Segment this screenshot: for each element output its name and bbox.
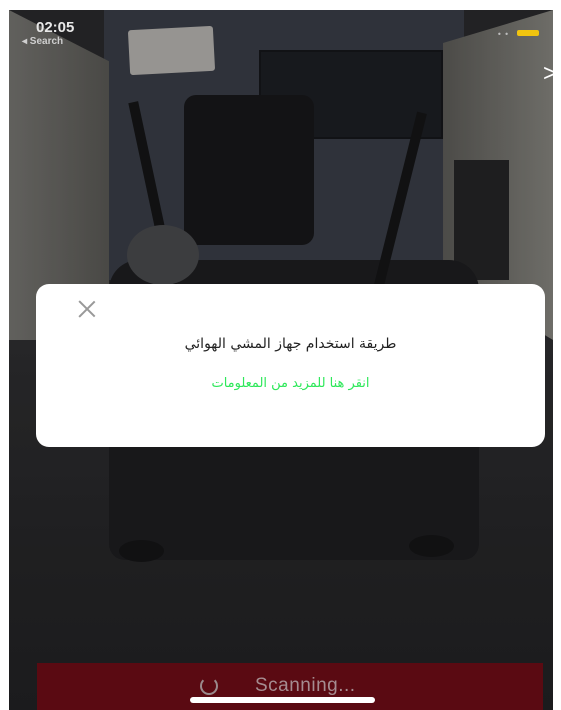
close-icon[interactable] xyxy=(76,298,98,320)
home-indicator[interactable] xyxy=(190,697,375,703)
scanning-label: Scanning... xyxy=(255,675,356,696)
dialog-title: طريقة استخدام جهاز المشي الهوائي xyxy=(184,336,397,352)
signal-icon: • • xyxy=(497,30,509,39)
spinner-icon xyxy=(200,677,218,695)
back-to-search-link[interactable]: ◂ Search xyxy=(22,36,63,47)
status-time: 02:05 xyxy=(36,19,75,36)
battery-icon xyxy=(517,30,539,36)
screen: 02:05 ◂ Search • • > طريقة استخدام جهاز … xyxy=(9,10,553,710)
more-info-link[interactable]: انقر هنا للمزيد من المعلومات xyxy=(36,376,545,391)
chevron-right-icon[interactable]: > xyxy=(543,62,553,86)
info-dialog: طريقة استخدام جهاز المشي الهوائي انقر هن… xyxy=(36,284,545,447)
......
Votre tâche
Présentez toutes les lignes ci-dessus sous forme de liste numérotée, sans les lignes vides. Omettez les images dans votre réponse.

Tâche accomplie
1. Segment this screenshot: for each element output its name and bbox.
2. close-icon[interactable] xyxy=(76,298,98,320)
3. home-indicator[interactable] xyxy=(190,697,375,703)
4. scanning-label: Scanning... xyxy=(255,675,356,696)
5. dialog-title: طريقة استخدام جهاز المشي الهوائي xyxy=(184,336,397,352)
6. signal-icon: • • xyxy=(497,30,509,39)
7. spinner-icon xyxy=(200,677,218,695)
8. back-to-search-link[interactable]: ◂ Search xyxy=(22,36,63,47)
9. status-time: 02:05 xyxy=(36,19,75,36)
10. battery-icon xyxy=(517,30,539,36)
11. screen: 02:05 ◂ Search • • > طريقة استخدام جهاز … xyxy=(9,10,553,710)
12. more-info-link[interactable]: انقر هنا للمزيد من المعلومات xyxy=(36,376,545,391)
13. chevron-right-icon[interactable]: > xyxy=(543,62,553,86)
14. info-dialog: طريقة استخدام جهاز المشي الهوائي انقر هن… xyxy=(36,284,545,447)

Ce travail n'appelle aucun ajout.